Given exercise
Count how many lines contain the word "flags". Please give only the number.
>> begin Data to process
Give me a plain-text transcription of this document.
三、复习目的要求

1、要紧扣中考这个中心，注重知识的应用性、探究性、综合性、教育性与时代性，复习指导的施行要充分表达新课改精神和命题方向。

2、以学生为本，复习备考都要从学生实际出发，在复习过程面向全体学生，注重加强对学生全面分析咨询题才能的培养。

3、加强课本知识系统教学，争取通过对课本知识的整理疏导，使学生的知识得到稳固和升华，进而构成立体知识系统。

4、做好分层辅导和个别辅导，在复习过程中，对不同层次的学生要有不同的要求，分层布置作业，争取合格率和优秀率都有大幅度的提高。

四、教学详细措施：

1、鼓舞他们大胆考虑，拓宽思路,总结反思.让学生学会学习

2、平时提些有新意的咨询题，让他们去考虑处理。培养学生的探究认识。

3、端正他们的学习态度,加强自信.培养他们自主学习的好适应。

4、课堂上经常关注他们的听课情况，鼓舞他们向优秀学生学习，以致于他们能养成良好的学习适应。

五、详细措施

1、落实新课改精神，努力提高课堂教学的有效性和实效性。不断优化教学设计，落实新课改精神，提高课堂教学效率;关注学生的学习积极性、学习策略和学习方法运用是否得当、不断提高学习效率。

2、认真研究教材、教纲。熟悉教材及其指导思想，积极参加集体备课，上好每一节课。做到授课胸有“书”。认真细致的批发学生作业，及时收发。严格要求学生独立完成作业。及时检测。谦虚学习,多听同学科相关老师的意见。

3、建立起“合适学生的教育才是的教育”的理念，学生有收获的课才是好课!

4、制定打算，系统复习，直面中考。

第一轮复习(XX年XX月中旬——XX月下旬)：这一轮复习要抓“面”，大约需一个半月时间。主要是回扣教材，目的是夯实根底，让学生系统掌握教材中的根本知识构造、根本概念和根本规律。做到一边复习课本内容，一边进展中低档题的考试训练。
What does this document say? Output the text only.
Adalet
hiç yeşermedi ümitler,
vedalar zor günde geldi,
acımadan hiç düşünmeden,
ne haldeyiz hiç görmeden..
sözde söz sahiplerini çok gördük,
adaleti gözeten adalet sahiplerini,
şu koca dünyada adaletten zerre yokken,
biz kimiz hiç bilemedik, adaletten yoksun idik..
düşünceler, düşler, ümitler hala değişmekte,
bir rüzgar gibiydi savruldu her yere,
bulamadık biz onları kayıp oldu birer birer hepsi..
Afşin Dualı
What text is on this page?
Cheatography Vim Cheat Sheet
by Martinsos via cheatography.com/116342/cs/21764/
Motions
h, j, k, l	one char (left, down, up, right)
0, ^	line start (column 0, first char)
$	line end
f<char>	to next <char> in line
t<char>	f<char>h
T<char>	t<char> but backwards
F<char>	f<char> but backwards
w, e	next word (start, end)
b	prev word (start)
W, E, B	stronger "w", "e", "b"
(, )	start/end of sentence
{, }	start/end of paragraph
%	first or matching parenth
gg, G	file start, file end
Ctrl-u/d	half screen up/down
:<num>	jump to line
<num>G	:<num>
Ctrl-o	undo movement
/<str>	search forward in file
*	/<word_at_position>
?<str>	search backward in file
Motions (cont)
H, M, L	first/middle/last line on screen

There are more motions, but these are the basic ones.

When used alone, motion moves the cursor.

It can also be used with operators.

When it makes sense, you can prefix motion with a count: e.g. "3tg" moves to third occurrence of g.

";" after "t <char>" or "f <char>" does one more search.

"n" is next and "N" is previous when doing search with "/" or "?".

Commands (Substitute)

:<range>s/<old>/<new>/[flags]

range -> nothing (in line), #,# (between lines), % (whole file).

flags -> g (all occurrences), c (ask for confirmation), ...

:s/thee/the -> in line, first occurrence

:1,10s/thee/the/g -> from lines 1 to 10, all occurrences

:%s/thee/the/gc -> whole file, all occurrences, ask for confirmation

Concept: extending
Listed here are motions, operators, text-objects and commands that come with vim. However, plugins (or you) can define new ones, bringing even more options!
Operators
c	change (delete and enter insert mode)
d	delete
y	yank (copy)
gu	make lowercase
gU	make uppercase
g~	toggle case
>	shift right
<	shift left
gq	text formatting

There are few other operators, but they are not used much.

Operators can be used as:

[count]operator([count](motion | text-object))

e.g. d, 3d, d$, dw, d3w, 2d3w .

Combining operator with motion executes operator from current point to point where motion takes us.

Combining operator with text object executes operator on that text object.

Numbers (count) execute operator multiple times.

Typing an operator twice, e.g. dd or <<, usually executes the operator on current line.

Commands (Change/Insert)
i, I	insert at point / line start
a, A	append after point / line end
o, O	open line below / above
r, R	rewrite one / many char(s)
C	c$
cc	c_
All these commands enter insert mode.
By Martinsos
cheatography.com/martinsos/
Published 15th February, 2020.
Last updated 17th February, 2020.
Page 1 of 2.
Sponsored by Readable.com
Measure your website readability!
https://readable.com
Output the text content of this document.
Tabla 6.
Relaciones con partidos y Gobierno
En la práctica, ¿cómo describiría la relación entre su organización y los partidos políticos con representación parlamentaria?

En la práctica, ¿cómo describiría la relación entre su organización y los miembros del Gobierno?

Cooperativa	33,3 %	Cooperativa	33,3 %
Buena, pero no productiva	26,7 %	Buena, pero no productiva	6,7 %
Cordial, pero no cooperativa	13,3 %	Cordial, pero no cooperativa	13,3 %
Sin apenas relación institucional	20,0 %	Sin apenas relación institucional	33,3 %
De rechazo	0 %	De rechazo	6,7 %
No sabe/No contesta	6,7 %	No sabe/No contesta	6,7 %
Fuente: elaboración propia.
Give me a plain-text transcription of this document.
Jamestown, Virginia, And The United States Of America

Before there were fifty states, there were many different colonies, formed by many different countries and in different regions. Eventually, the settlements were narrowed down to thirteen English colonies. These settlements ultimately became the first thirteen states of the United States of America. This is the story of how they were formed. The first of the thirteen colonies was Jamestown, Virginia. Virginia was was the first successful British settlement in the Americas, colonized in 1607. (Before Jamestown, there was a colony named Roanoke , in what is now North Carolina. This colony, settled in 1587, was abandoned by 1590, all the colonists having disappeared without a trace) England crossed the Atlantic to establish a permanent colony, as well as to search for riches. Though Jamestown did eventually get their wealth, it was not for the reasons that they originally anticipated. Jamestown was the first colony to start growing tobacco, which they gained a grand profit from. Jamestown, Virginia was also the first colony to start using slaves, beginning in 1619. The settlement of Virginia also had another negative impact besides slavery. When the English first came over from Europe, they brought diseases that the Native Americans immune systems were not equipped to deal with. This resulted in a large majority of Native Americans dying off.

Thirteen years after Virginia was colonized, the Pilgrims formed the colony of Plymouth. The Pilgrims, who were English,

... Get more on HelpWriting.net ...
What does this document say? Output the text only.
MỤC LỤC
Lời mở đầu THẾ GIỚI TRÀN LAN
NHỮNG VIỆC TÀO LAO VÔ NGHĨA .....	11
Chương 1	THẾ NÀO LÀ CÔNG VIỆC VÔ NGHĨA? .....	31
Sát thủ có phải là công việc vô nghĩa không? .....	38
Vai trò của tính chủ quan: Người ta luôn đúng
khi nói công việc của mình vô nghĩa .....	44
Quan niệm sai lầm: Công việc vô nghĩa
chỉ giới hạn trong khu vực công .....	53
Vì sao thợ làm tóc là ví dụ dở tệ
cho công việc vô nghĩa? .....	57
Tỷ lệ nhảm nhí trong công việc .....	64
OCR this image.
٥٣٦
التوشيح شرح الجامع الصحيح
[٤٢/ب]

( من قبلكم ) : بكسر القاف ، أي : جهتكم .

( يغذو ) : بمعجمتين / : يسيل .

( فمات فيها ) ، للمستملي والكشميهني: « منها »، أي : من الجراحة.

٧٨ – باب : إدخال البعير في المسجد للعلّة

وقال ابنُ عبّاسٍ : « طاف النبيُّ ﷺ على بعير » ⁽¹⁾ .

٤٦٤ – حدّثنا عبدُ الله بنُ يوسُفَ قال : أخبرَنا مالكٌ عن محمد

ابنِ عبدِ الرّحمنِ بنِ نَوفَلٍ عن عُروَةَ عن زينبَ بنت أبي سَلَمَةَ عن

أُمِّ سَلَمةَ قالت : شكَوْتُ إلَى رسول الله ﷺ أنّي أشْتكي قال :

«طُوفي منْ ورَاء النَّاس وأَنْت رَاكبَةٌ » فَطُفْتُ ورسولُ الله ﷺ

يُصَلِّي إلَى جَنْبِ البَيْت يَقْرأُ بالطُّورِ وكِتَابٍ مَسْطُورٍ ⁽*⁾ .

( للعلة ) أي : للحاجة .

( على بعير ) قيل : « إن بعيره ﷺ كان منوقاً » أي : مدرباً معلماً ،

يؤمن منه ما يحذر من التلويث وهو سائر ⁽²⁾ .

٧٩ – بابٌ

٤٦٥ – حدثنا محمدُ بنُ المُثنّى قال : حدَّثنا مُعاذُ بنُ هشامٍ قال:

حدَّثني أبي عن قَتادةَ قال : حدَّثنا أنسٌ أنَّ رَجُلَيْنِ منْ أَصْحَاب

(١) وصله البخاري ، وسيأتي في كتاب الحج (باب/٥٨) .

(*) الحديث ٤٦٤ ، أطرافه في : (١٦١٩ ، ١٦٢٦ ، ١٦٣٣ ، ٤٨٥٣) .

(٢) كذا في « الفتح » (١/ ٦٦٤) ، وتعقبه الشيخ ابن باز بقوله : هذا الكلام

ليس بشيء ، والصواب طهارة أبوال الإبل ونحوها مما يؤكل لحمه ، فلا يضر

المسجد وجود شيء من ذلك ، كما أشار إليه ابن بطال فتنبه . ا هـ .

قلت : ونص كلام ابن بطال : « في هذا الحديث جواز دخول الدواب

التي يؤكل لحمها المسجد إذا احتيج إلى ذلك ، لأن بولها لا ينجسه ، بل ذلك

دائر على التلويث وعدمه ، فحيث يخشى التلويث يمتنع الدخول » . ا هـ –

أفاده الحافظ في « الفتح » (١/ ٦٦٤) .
>> end Data to process
Written solution
2